▸ Exercise instructions:
Transcribe every line of the records verbatim.

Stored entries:

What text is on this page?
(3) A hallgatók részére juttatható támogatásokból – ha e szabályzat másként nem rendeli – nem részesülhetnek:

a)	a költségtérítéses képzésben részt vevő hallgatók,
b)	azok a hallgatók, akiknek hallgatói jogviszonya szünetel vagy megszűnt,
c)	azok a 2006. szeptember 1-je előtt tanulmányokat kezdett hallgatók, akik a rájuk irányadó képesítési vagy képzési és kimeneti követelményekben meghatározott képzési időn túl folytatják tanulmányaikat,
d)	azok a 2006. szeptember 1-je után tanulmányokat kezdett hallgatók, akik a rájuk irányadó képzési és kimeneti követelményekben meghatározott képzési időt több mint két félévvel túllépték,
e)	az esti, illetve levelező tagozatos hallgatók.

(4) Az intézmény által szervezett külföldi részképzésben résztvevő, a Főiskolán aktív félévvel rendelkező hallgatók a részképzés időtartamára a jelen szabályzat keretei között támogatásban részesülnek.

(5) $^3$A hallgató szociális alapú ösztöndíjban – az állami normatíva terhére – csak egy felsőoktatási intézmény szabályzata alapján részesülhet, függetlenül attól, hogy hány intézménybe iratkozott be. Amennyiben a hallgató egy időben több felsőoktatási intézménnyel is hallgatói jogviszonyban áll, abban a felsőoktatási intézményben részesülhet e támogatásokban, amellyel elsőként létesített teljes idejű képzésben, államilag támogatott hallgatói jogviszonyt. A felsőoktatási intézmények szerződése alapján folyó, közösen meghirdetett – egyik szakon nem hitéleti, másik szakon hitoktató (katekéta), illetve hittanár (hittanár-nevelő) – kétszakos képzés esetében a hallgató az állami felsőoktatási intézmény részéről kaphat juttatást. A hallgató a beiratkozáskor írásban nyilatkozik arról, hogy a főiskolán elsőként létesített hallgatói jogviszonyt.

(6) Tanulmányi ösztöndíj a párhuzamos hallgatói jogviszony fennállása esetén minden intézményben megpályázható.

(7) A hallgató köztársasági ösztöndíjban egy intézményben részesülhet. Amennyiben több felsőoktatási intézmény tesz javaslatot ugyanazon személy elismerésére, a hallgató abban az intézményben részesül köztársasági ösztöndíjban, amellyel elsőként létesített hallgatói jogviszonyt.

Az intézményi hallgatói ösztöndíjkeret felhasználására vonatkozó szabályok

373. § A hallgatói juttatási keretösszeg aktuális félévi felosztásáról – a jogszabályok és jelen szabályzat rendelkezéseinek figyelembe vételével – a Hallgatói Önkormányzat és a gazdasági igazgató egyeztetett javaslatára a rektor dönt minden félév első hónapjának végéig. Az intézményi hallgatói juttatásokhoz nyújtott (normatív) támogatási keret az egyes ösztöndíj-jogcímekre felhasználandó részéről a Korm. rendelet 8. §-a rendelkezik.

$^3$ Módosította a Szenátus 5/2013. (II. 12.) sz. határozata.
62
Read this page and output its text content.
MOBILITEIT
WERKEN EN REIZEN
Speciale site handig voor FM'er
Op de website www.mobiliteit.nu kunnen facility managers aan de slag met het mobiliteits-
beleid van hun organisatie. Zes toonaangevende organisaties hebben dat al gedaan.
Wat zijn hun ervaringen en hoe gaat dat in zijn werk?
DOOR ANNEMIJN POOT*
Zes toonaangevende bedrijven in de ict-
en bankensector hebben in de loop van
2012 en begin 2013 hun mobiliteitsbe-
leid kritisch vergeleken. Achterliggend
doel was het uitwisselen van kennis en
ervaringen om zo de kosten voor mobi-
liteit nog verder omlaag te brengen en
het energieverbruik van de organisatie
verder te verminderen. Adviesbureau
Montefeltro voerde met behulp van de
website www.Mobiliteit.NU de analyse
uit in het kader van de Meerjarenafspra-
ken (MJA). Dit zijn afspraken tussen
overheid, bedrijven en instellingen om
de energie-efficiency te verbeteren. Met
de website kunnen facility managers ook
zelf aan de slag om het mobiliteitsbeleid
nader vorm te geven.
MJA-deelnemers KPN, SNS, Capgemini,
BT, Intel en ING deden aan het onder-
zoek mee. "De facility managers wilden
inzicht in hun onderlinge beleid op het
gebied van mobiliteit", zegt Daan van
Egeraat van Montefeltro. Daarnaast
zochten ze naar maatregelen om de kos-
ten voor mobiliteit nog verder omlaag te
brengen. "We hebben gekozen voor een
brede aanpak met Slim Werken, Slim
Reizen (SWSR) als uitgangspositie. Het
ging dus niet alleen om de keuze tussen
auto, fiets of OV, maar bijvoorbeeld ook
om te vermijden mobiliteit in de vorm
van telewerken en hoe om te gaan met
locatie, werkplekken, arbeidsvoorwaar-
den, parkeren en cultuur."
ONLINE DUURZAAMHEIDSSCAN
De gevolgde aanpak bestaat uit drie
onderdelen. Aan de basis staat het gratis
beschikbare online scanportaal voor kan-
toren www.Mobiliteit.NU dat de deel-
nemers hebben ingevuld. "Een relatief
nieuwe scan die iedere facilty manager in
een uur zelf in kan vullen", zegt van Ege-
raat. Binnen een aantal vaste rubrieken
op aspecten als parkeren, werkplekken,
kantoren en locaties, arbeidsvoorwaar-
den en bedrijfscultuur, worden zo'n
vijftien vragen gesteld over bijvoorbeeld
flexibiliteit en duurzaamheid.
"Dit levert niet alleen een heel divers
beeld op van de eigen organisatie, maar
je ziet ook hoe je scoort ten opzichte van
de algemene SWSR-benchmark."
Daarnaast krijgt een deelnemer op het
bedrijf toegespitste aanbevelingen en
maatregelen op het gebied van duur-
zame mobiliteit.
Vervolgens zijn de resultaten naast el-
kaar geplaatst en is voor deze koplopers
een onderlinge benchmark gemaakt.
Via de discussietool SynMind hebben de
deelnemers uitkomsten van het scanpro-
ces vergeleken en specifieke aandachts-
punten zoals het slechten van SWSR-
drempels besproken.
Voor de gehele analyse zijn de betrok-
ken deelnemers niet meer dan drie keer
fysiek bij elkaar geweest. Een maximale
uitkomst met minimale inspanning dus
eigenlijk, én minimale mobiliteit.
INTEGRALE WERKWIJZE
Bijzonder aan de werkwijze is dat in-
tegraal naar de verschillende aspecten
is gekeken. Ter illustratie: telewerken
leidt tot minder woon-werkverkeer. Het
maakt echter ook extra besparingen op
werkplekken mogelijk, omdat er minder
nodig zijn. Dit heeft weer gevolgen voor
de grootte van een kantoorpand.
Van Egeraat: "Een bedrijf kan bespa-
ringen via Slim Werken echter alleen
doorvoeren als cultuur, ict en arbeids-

▸ Output of the exercise:
What text is on this page?
(3) A hallgatók részére juttatható támogatásokból – ha e szabályzat másként nem rendeli – nem részesülhetnek:

a)	a költségtérítéses képzésben részt vevő hallgatók,
b)	azok a hallgatók, akiknek hallgatói jogviszonya szünetel vagy megszűnt,
c)	azok a 2006. szeptember 1-je előtt tanulmányokat kezdett hallgatók, akik a rájuk irányadó képesítési vagy képzési és kimeneti követelményekben meghatározott képzési időn túl folytatják tanulmányaikat,
d)	azok a 2006. szeptember 1-je után tanulmányokat kezdett hallgatók, akik a rájuk irányadó képzési és kimeneti követelményekben meghatározott képzési időt több mint két félévvel túllépték,
e)	az esti, illetve levelező tagozatos hallgatók.

(4) Az intézmény által szervezett külföldi részképzésben résztvevő, a Főiskolán aktív félévvel rendelkező hallgatók a részképzés időtartamára a jelen szabályzat keretei között támogatásban részesülnek.

(5) $^3$A hallgató szociális alapú ösztöndíjban – az állami normatíva terhére – csak egy felsőoktatási intézmény szabályzata alapján részesülhet, függetlenül attól, hogy hány intézménybe iratkozott be. Amennyiben a hallgató egy időben több felsőoktatási intézménnyel is hallgatói jogviszonyban áll, abban a felsőoktatási intézményben részesülhet e támogatásokban, amellyel elsőként létesített teljes idejű képzésben, államilag támogatott hallgatói jogviszonyt. A felsőoktatási intézmények szerződése alapján folyó, közösen meghirdetett – egyik szakon nem hitéleti, másik szakon hitoktató (katekéta), illetve hittanár (hittanár-nevelő) – kétszakos képzés esetében a hallgató az állami felsőoktatási intézmény részéről kaphat juttatást. A hallgató a beiratkozáskor írásban nyilatkozik arról, hogy a főiskolán elsőként létesített hallgatói jogviszonyt.

(6) Tanulmányi ösztöndíj a párhuzamos hallgatói jogviszony fennállása esetén minden intézményben megpályázható.

(7) A hallgató köztársasági ösztöndíjban egy intézményben részesülhet. Amennyiben több felsőoktatási intézmény tesz javaslatot ugyanazon személy elismerésére, a hallgató abban az intézményben részesül köztársasági ösztöndíjban, amellyel elsőként létesített hallgatói jogviszonyt.

Az intézményi hallgatói ösztöndíjkeret felhasználására vonatkozó szabályok

373. § A hallgatói juttatási keretösszeg aktuális félévi felosztásáról – a jogszabályok és jelen szabályzat rendelkezéseinek figyelembe vételével – a Hallgatói Önkormányzat és a gazdasági igazgató egyeztetett javaslatára a rektor dönt minden félév első hónapjának végéig. Az intézményi hallgatói juttatásokhoz nyújtott (normatív) támogatási keret az egyes ösztöndíj-jogcímekre felhasználandó részéről a Korm. rendelet 8. §-a rendelkezik.

$^3$ Módosította a Szenátus 5/2013. (II. 12.) sz. határozata.
62
Read this page and output its text content.
MOBILITEIT
WERKEN EN REIZEN
Speciale site handig voor FM'er
Op de website www.mobiliteit.nu kunnen facility managers aan de slag met het mobiliteits-
beleid van hun organisatie. Zes toonaangevende organisaties hebben dat al gedaan.
Wat zijn hun ervaringen en hoe gaat dat in zijn werk?
DOOR ANNEMIJN POOT*
Zes toonaangevende bedrijven in de ict-
en bankensector hebben in de loop van
2012 en begin 2013 hun mobiliteitsbe-
leid kritisch vergeleken. Achterliggend
doel was het uitwisselen van kennis en
ervaringen om zo de kosten voor mobi-
liteit nog verder omlaag te brengen en
het energieverbruik van de organisatie
verder te verminderen. Adviesbureau
Montefeltro voerde met behulp van de
website www.Mobiliteit.NU de analyse
uit in het kader van de Meerjarenafspra-
ken (MJA). Dit zijn afspraken tussen
overheid, bedrijven en instellingen om
de energie-efficiency te verbeteren. Met
de website kunnen facility managers ook
zelf aan de slag om het mobiliteitsbeleid
nader vorm te geven.
MJA-deelnemers KPN, SNS, Capgemini,
BT, Intel en ING deden aan het onder-
zoek mee. "De facility managers wilden
inzicht in hun onderlinge beleid op het
gebied van mobiliteit", zegt Daan van
Egeraat van Montefeltro. Daarnaast
zochten ze naar maatregelen om de kos-
ten voor mobiliteit nog verder omlaag te
brengen. "We hebben gekozen voor een
brede aanpak met Slim Werken, Slim
Reizen (SWSR) als uitgangspositie. Het
ging dus niet alleen om de keuze tussen
auto, fiets of OV, maar bijvoorbeeld ook
om te vermijden mobiliteit in de vorm
van telewerken en hoe om te gaan met
locatie, werkplekken, arbeidsvoorwaar-
den, parkeren en cultuur."
ONLINE DUURZAAMHEIDSSCAN
De gevolgde aanpak bestaat uit drie
onderdelen. Aan de basis staat het gratis
beschikbare online scanportaal voor kan-
toren www.Mobiliteit.NU dat de deel-
nemers hebben ingevuld. "Een relatief
nieuwe scan die iedere facilty manager in
een uur zelf in kan vullen", zegt van Ege-
raat. Binnen een aantal vaste rubrieken
op aspecten als parkeren, werkplekken,
kantoren en locaties, arbeidsvoorwaar-
den en bedrijfscultuur, worden zo'n
vijftien vragen gesteld over bijvoorbeeld
flexibiliteit en duurzaamheid.
"Dit levert niet alleen een heel divers
beeld op van de eigen organisatie, maar
je ziet ook hoe je scoort ten opzichte van
de algemene SWSR-benchmark."
Daarnaast krijgt een deelnemer op het
bedrijf toegespitste aanbevelingen en
maatregelen op het gebied van duur-
zame mobiliteit.
Vervolgens zijn de resultaten naast el-
kaar geplaatst en is voor deze koplopers
een onderlinge benchmark gemaakt.
Via de discussietool SynMind hebben de
deelnemers uitkomsten van het scanpro-
ces vergeleken en specifieke aandachts-
punten zoals het slechten van SWSR-
drempels besproken.
Voor de gehele analyse zijn de betrok-
ken deelnemers niet meer dan drie keer
fysiek bij elkaar geweest. Een maximale
uitkomst met minimale inspanning dus
eigenlijk, én minimale mobiliteit.
INTEGRALE WERKWIJZE
Bijzonder aan de werkwijze is dat in-
tegraal naar de verschillende aspecten
is gekeken. Ter illustratie: telewerken
leidt tot minder woon-werkverkeer. Het
maakt echter ook extra besparingen op
werkplekken mogelijk, omdat er minder
nodig zijn. Dit heeft weer gevolgen voor
de grootte van een kantoorpand.
Van Egeraat: "Een bedrijf kan bespa-
ringen via Slim Werken echter alleen
doorvoeren als cultuur, ict en arbeids-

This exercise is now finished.